__Data records__:
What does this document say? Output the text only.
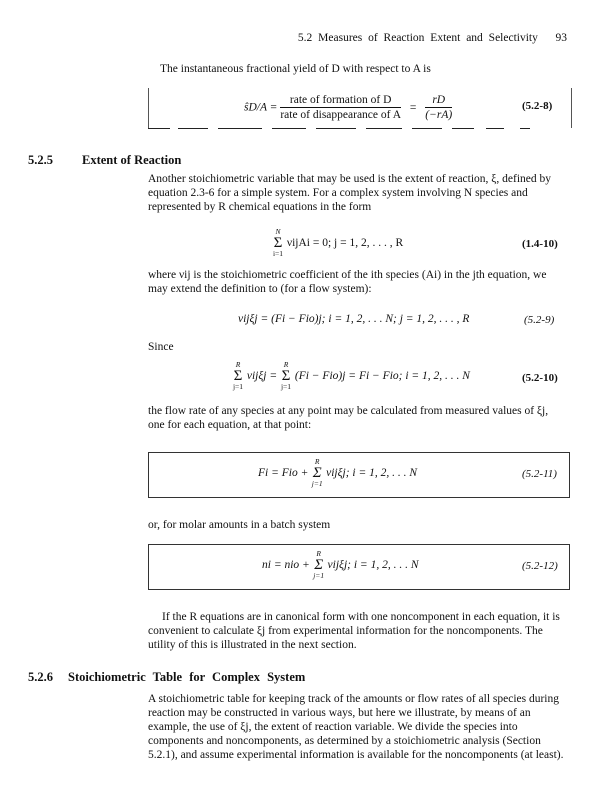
5.2 Measures of Reaction Extent and Selectivity 93
The instantaneous fractional yield of D with respect to A is
ŝD/A = $\frac{\text{rate of formation of D}}{\text{rate of disappearance of A}} = \frac{rD}{(-rA)}$	(5.2-8)
5.2.5 Extent of Reaction
Another stoichiometric variable that may be used is the extent of reaction, ξ, defined by equation 2.3-6 for a simple system. For a complex system involving N species and represented by R chemical equations in the form
N
Σ
i=1
νijAi = 0; j = 1, 2, . . . , R	(1.4-10)
where νij is the stoichiometric coefficient of the ith species (Ai) in the jth equation, we may extend the definition to (for a flow system):
νijξj = (Fi − Fio)j; i = 1, 2, . . . N; j = 1, 2, . . . , R	(5.2-9)
Since
R
Σ
j=1
νijξj =
R
Σ
j=1
(Fi − Fio)j = Fi − Fio; i = 1, 2, . . . N	(5.2-10)
the flow rate of any species at any point may be calculated from measured values of ξj, one for each equation, at that point:
Fi = Fio +
R
Σ
j=1
νijξj; i = 1, 2, . . . N	(5.2-11)
or, for molar amounts in a batch system
ni = nio +
R
Σ
j=1
νijξj; i = 1, 2, . . . N	(5.2-12)
If the R equations are in canonical form with one noncomponent in each equation, it is convenient to calculate ξj from experimental information for the noncomponents. The utility of this is illustrated in the next section.
5.2.6 Stoichiometric Table for Complex System
A stoichiometric table for keeping track of the amounts or flow rates of all species during reaction may be constructed in various ways, but here we illustrate, by means of an example, the use of ξj, the extent of reaction variable. We divide the species into components and noncomponents, as determined by a stoichiometric analysis (Section 5.2.1), and assume experimental information is available for the noncomponents (at least).
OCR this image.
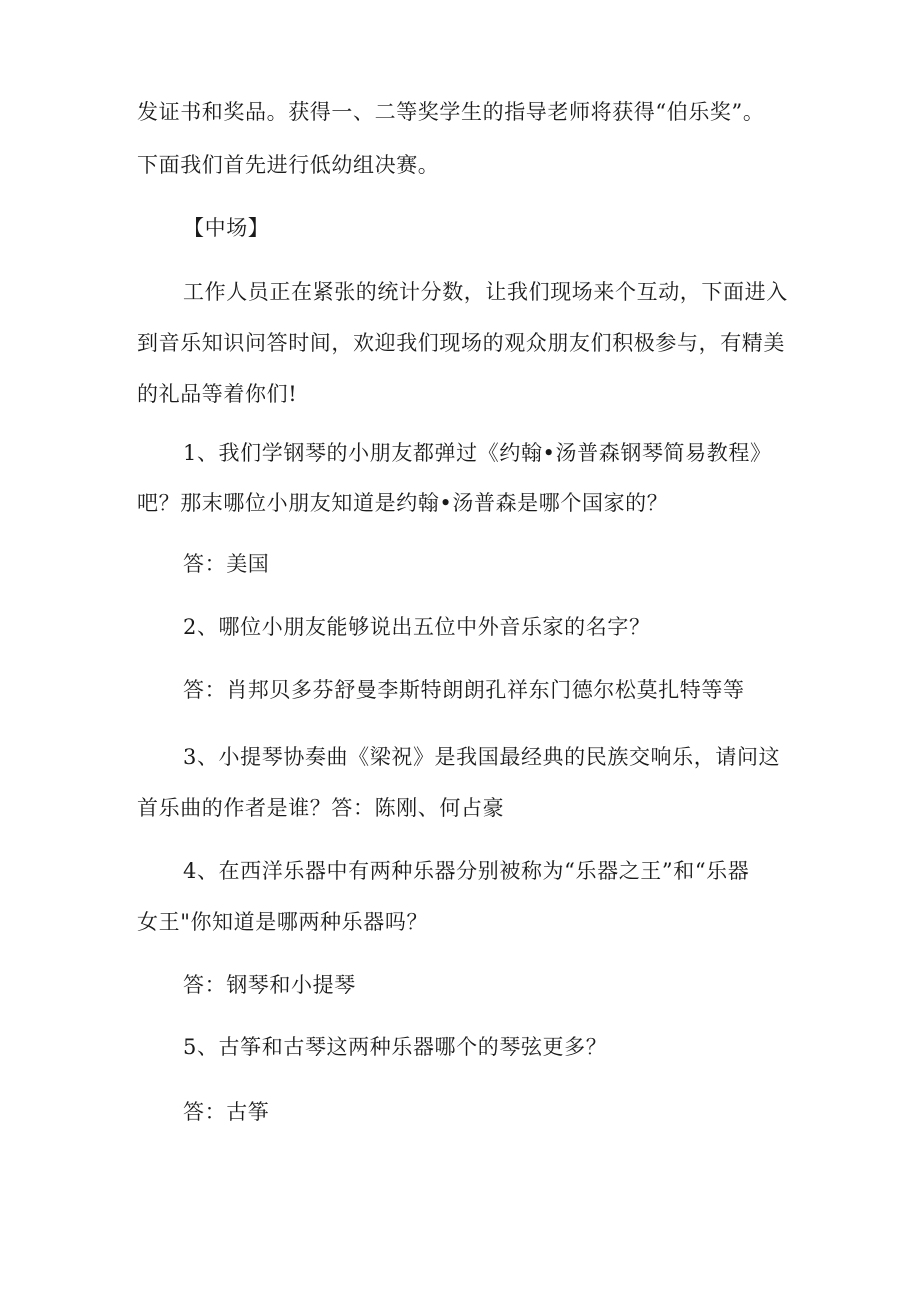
发证书和奖品。获得一、二等奖学生的指导老师将获得“伯乐奖”。
下面我们首先进行低幼组决赛。
【中场】
工作人员正在紧张的统计分数，让我们现场来个互动，下面进入
到音乐知识问答时间，欢迎我们现场的观众朋友们积极参与，有精美
的礼品等着你们!
1、我们学钢琴的小朋友都弹过《约翰•汤普森钢琴简易教程》
吧？那末哪位小朋友知道是约翰•汤普森是哪个国家的？
答：美国
2、哪位小朋友能够说出五位中外音乐家的名字？
答：肖邦贝多芬舒曼李斯特朗朗孔祥东门德尔松莫扎特等等
3、小提琴协奏曲《梁祝》是我国最经典的民族交响乐，请问这
首乐曲的作者是谁？答：陈刚、何占豪
4、在西洋乐器中有两种乐器分别被称为“乐器之王”和“乐器
女王"你知道是哪两种乐器吗？
答：钢琴和小提琴
5、古筝和古琴这两种乐器哪个的琴弦更多？
答：古筝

__Instruction__: Your output should consist solely of the lines from the line containing "OCR this image." through the last line of the entries, verbatim, minus any pictures.

__Exercise output__:
OCR this image.
发证书和奖品。获得一、二等奖学生的指导老师将获得“伯乐奖”。
下面我们首先进行低幼组决赛。
【中场】
工作人员正在紧张的统计分数，让我们现场来个互动，下面进入
到音乐知识问答时间，欢迎我们现场的观众朋友们积极参与，有精美
的礼品等着你们!
1、我们学钢琴的小朋友都弹过《约翰•汤普森钢琴简易教程》
吧？那末哪位小朋友知道是约翰•汤普森是哪个国家的？
答：美国
2、哪位小朋友能够说出五位中外音乐家的名字？
答：肖邦贝多芬舒曼李斯特朗朗孔祥东门德尔松莫扎特等等
3、小提琴协奏曲《梁祝》是我国最经典的民族交响乐，请问这
首乐曲的作者是谁？答：陈刚、何占豪
4、在西洋乐器中有两种乐器分别被称为“乐器之王”和“乐器
女王"你知道是哪两种乐器吗？
答：钢琴和小提琴
5、古筝和古琴这两种乐器哪个的琴弦更多？
答：古筝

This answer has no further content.